Return, unchanged and in order, the stretch of the listing below from its first line through the line containing "row-gutter <box>224 256 239 268</box>", including both of those lines.

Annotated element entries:
━━━

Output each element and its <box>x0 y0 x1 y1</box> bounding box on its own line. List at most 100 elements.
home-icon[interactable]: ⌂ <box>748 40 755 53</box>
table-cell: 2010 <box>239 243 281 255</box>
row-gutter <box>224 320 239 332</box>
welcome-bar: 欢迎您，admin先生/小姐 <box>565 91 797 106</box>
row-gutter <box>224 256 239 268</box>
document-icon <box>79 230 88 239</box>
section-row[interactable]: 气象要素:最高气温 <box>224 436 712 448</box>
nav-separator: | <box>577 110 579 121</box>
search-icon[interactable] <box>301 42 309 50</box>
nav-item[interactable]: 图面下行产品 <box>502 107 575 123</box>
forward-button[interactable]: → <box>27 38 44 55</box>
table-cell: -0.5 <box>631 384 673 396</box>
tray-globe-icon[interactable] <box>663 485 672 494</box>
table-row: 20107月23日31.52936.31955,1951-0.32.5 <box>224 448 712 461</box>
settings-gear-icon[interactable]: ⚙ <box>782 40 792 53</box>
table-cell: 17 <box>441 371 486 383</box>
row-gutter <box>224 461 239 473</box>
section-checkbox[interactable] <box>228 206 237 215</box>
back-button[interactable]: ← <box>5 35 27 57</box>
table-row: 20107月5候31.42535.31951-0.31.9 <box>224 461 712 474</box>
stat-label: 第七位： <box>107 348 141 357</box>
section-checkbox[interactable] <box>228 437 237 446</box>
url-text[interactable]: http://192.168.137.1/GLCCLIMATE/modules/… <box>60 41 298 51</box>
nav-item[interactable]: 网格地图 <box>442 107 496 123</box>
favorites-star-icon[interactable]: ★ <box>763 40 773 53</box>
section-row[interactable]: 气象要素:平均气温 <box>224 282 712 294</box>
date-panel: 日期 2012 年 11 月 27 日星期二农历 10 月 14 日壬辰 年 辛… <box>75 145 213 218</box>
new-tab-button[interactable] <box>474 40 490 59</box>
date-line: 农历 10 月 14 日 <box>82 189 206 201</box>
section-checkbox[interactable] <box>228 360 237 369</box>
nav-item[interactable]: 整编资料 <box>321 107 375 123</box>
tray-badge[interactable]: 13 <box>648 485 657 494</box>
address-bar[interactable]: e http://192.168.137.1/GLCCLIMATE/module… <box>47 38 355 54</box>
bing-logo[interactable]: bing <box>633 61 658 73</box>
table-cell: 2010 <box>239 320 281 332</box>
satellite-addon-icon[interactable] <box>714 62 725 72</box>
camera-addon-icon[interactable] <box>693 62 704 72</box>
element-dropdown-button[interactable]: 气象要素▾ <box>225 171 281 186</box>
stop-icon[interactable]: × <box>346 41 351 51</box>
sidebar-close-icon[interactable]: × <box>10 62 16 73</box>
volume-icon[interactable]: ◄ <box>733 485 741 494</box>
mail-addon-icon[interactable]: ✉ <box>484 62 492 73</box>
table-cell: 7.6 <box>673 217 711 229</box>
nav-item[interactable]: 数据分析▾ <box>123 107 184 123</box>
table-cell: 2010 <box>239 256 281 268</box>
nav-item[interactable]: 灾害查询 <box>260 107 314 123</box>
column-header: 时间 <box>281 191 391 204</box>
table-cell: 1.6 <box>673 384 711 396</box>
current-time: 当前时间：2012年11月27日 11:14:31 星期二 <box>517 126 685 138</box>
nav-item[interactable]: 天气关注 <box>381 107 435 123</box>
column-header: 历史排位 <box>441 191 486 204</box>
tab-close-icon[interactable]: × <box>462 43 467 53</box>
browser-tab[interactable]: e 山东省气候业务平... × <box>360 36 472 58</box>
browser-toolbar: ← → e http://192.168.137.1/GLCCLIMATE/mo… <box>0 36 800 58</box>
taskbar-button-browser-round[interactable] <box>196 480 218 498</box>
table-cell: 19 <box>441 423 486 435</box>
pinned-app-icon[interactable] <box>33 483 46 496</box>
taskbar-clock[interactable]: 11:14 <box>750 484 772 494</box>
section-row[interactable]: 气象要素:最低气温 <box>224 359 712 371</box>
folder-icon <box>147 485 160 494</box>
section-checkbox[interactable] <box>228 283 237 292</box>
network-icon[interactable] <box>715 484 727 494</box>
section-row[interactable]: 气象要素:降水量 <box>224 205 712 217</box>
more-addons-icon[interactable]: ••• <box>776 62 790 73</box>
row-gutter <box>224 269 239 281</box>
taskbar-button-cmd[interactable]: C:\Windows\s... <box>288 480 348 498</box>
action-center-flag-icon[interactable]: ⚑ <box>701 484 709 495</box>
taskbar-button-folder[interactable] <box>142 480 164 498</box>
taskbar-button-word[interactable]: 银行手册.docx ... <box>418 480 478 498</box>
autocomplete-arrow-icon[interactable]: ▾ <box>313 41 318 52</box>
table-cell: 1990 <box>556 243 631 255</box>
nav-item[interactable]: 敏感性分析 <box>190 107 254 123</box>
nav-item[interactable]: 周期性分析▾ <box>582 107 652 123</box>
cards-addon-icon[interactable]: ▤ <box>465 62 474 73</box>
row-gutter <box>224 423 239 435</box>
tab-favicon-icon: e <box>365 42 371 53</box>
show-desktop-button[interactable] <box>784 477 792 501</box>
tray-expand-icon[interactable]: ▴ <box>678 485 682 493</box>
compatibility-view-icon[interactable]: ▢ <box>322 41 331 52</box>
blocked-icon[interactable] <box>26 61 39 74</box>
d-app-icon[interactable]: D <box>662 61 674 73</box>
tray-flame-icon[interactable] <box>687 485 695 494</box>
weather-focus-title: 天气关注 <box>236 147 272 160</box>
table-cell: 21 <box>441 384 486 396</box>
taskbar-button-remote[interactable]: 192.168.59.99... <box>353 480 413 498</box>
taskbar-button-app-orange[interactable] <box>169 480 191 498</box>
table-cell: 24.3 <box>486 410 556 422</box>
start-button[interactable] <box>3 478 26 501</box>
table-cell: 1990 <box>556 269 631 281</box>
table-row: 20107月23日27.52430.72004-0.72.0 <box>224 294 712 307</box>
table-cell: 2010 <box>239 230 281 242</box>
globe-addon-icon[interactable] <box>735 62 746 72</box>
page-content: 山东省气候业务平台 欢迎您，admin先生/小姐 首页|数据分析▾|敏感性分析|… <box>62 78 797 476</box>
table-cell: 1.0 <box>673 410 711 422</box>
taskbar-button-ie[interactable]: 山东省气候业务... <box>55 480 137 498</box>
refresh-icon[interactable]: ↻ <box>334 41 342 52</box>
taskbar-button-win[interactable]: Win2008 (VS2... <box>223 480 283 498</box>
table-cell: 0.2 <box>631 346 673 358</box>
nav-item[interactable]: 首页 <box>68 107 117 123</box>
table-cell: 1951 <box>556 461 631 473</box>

━━━

#### Solution for this exercise:
Output each element and its <box>x0 y0 x1 y1</box> bounding box on its own line. List at most 100 elements.
home-icon[interactable]: ⌂ <box>748 40 755 53</box>
table-cell: 2010 <box>239 243 281 255</box>
row-gutter <box>224 320 239 332</box>
welcome-bar: 欢迎您，admin先生/小姐 <box>565 91 797 106</box>
row-gutter <box>224 256 239 268</box>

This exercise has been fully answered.